■ **Problem to solve**
Reproduce the material below line for line, changing nothing.

■ **The data**
────────
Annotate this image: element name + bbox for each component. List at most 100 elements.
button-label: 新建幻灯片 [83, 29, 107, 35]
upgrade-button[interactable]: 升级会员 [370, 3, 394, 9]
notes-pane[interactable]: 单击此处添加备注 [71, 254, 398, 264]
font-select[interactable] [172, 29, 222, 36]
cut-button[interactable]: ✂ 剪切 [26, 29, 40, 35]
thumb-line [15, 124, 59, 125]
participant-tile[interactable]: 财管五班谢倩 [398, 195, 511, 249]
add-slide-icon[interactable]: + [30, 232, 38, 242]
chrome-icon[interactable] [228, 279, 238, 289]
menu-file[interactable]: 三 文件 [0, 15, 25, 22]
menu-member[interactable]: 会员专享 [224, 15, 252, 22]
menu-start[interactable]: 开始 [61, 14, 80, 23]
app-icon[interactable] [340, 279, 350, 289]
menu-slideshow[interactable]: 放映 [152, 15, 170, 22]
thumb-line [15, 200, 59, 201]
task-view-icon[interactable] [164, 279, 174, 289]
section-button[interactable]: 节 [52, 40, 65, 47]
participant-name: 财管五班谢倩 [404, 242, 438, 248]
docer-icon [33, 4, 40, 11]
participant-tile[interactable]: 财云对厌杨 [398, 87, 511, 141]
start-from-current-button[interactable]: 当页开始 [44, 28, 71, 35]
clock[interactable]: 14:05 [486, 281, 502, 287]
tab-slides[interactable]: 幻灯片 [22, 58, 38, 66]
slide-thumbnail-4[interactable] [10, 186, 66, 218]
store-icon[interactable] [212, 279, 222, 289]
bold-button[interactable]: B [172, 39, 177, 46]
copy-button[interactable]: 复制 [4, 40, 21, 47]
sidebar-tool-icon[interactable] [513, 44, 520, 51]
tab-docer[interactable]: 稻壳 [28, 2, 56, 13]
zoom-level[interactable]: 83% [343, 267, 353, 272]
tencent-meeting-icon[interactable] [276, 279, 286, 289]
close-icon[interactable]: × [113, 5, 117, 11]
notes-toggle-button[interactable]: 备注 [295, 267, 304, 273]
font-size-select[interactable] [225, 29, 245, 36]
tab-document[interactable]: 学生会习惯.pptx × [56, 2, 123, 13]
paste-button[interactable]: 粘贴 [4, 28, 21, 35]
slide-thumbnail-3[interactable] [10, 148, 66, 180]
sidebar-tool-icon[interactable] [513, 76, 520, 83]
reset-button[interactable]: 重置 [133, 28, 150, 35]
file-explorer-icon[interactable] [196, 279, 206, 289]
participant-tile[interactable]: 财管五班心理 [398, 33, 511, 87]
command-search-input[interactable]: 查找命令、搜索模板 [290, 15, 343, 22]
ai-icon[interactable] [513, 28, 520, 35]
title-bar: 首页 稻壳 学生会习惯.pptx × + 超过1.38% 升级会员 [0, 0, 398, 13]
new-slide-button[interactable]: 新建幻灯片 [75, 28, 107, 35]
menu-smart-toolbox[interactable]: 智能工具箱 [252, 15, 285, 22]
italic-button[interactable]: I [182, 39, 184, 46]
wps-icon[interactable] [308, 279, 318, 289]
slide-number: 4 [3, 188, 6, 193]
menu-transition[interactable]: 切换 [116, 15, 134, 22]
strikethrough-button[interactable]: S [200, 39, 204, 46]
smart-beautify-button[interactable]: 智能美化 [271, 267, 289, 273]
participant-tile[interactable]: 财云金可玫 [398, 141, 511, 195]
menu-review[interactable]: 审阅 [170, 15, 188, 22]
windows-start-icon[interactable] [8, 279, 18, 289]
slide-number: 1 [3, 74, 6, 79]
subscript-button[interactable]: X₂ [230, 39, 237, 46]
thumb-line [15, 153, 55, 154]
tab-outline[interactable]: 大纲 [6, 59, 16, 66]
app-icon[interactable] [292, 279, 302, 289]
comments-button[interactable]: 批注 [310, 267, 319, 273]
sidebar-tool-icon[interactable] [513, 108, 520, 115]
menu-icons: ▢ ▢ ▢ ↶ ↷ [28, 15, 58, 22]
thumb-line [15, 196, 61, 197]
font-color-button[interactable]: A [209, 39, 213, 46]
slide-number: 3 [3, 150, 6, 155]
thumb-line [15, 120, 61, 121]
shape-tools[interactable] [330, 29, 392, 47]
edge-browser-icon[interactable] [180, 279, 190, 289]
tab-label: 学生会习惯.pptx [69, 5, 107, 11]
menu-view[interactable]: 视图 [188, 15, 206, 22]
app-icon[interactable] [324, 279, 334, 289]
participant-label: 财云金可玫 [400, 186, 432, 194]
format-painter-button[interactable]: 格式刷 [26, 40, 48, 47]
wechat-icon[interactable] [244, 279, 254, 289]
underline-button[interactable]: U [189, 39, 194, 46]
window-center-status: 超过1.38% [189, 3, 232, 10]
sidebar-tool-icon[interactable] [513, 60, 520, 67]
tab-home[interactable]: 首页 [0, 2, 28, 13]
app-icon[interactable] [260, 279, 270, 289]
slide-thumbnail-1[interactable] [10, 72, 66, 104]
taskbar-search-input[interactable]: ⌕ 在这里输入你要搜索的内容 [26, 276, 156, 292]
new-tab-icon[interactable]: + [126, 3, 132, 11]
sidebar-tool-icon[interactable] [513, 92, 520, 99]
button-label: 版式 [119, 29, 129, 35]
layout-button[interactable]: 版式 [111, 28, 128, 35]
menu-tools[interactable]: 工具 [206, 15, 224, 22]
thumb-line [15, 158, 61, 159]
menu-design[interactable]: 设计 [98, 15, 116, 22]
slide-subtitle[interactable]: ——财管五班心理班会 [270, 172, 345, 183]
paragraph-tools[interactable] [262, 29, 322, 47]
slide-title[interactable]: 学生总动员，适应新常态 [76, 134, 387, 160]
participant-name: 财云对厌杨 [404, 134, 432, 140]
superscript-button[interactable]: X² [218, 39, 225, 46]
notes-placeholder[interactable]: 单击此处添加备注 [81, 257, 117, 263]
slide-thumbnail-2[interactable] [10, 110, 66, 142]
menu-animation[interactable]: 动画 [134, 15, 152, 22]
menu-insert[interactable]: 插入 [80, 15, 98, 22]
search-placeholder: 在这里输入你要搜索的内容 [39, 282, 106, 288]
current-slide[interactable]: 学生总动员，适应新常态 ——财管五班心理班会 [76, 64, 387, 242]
────────
■ **Completed exercise**
Annotate this image: element name + bbox for each component. List at most 100 elements.
button-label: 新建幻灯片 [83, 29, 107, 35]
upgrade-button[interactable]: 升级会员 [370, 3, 394, 9]
notes-pane[interactable]: 单击此处添加备注 [71, 254, 398, 264]
font-select[interactable] [172, 29, 222, 36]
cut-button[interactable]: ✂ 剪切 [26, 29, 40, 35]
thumb-line [15, 124, 59, 125]
participant-tile[interactable]: 财管五班谢倩 [398, 195, 511, 249]
add-slide-icon[interactable]: + [30, 232, 38, 242]
chrome-icon[interactable] [228, 279, 238, 289]
menu-file[interactable]: 三 文件 [0, 15, 25, 22]
menu-member[interactable]: 会员专享 [224, 15, 252, 22]
menu-start[interactable]: 开始 [61, 14, 80, 23]
app-icon[interactable] [340, 279, 350, 289]
menu-slideshow[interactable]: 放映 [152, 15, 170, 22]
thumb-line [15, 200, 59, 201]
task-view-icon[interactable] [164, 279, 174, 289]
section-button[interactable]: 节 [52, 40, 65, 47]
participant-name: 财管五班谢倩 [404, 242, 438, 248]
docer-icon [33, 4, 40, 11]
participant-tile[interactable]: 财云对厌杨 [398, 87, 511, 141]
start-from-current-button[interactable]: 当页开始 [44, 28, 71, 35]
clock[interactable]: 14:05 [486, 281, 502, 287]
tab-slides[interactable]: 幻灯片 [22, 58, 38, 66]
slide-thumbnail-4[interactable] [10, 186, 66, 218]
store-icon[interactable] [212, 279, 222, 289]
bold-button[interactable]: B [172, 39, 177, 46]
copy-button[interactable]: 复制 [4, 40, 21, 47]
sidebar-tool-icon[interactable] [513, 44, 520, 51]
tab-docer[interactable]: 稻壳 [28, 2, 56, 13]
zoom-level[interactable]: 83% [343, 267, 353, 272]
tencent-meeting-icon[interactable] [276, 279, 286, 289]
close-icon[interactable]: × [113, 5, 117, 11]
notes-toggle-button[interactable]: 备注 [295, 267, 304, 273]
font-size-select[interactable] [225, 29, 245, 36]
tab-document[interactable]: 学生会习惯.pptx × [56, 2, 123, 13]
paste-button[interactable]: 粘贴 [4, 28, 21, 35]
slide-thumbnail-3[interactable] [10, 148, 66, 180]
sidebar-tool-icon[interactable] [513, 76, 520, 83]
reset-button[interactable]: 重置 [133, 28, 150, 35]
file-explorer-icon[interactable] [196, 279, 206, 289]
participant-tile[interactable]: 财管五班心理 [398, 33, 511, 87]
command-search-input[interactable]: 查找命令、搜索模板 [290, 15, 343, 22]
ai-icon[interactable] [513, 28, 520, 35]
title-bar: 首页 稻壳 学生会习惯.pptx × + 超过1.38% 升级会员 [0, 0, 398, 13]
new-slide-button[interactable]: 新建幻灯片 [75, 28, 107, 35]
menu-smart-toolbox[interactable]: 智能工具箱 [252, 15, 285, 22]
italic-button[interactable]: I [182, 39, 184, 46]
wps-icon[interactable] [308, 279, 318, 289]
slide-number: 4 [3, 188, 6, 193]
menu-transition[interactable]: 切换 [116, 15, 134, 22]
strikethrough-button[interactable]: S [200, 39, 204, 46]
smart-beautify-button[interactable]: 智能美化 [271, 267, 289, 273]
participant-tile[interactable]: 财云金可玫 [398, 141, 511, 195]
menu-review[interactable]: 审阅 [170, 15, 188, 22]
windows-start-icon[interactable] [8, 279, 18, 289]
slide-number: 1 [3, 74, 6, 79]
subscript-button[interactable]: X₂ [230, 39, 237, 46]
thumb-line [15, 153, 55, 154]
tab-outline[interactable]: 大纲 [6, 59, 16, 66]
app-icon[interactable] [292, 279, 302, 289]
comments-button[interactable]: 批注 [310, 267, 319, 273]
sidebar-tool-icon[interactable] [513, 108, 520, 115]
menu-icons: ▢ ▢ ▢ ↶ ↷ [28, 15, 58, 22]
thumb-line [15, 196, 61, 197]
font-color-button[interactable]: A [209, 39, 213, 46]
slide-number: 3 [3, 150, 6, 155]
thumb-line [15, 120, 61, 121]
shape-tools[interactable] [330, 29, 392, 47]
edge-browser-icon[interactable] [180, 279, 190, 289]
tab-label: 学生会习惯.pptx [69, 5, 107, 11]
menu-view[interactable]: 视图 [188, 15, 206, 22]
app-icon[interactable] [324, 279, 334, 289]
participant-label: 财云金可玫 [400, 186, 432, 194]
format-painter-button[interactable]: 格式刷 [26, 40, 48, 47]
wechat-icon[interactable] [244, 279, 254, 289]
underline-button[interactable]: U [189, 39, 194, 46]
window-center-status: 超过1.38% [189, 3, 232, 10]
sidebar-tool-icon[interactable] [513, 60, 520, 67]
tab-home[interactable]: 首页 [0, 2, 28, 13]
app-icon[interactable] [260, 279, 270, 289]
slide-thumbnail-1[interactable] [10, 72, 66, 104]
taskbar-search-input[interactable]: ⌕ 在这里输入你要搜索的内容 [26, 276, 156, 292]
new-tab-icon[interactable]: + [126, 3, 132, 11]
sidebar-tool-icon[interactable] [513, 92, 520, 99]
button-label: 版式 [119, 29, 129, 35]
layout-button[interactable]: 版式 [111, 28, 128, 35]
menu-tools[interactable]: 工具 [206, 15, 224, 22]
thumb-line [15, 158, 61, 159]
menu-design[interactable]: 设计 [98, 15, 116, 22]
slide-subtitle[interactable]: ——财管五班心理班会 [270, 172, 345, 183]
paragraph-tools[interactable] [262, 29, 322, 47]
slide-title[interactable]: 学生总动员，适应新常态 [76, 134, 387, 160]
participant-name: 财云对厌杨 [404, 134, 432, 140]
superscript-button[interactable]: X² [218, 39, 225, 46]
notes-placeholder[interactable]: 单击此处添加备注 [81, 257, 117, 263]
slide-thumbnail-2[interactable] [10, 110, 66, 142]
menu-animation[interactable]: 动画 [134, 15, 152, 22]
menu-insert[interactable]: 插入 [80, 15, 98, 22]
search-placeholder: 在这里输入你要搜索的内容 [39, 282, 106, 288]
current-slide[interactable]: 学生总动员，适应新常态 ——财管五班心理班会 [76, 64, 387, 242]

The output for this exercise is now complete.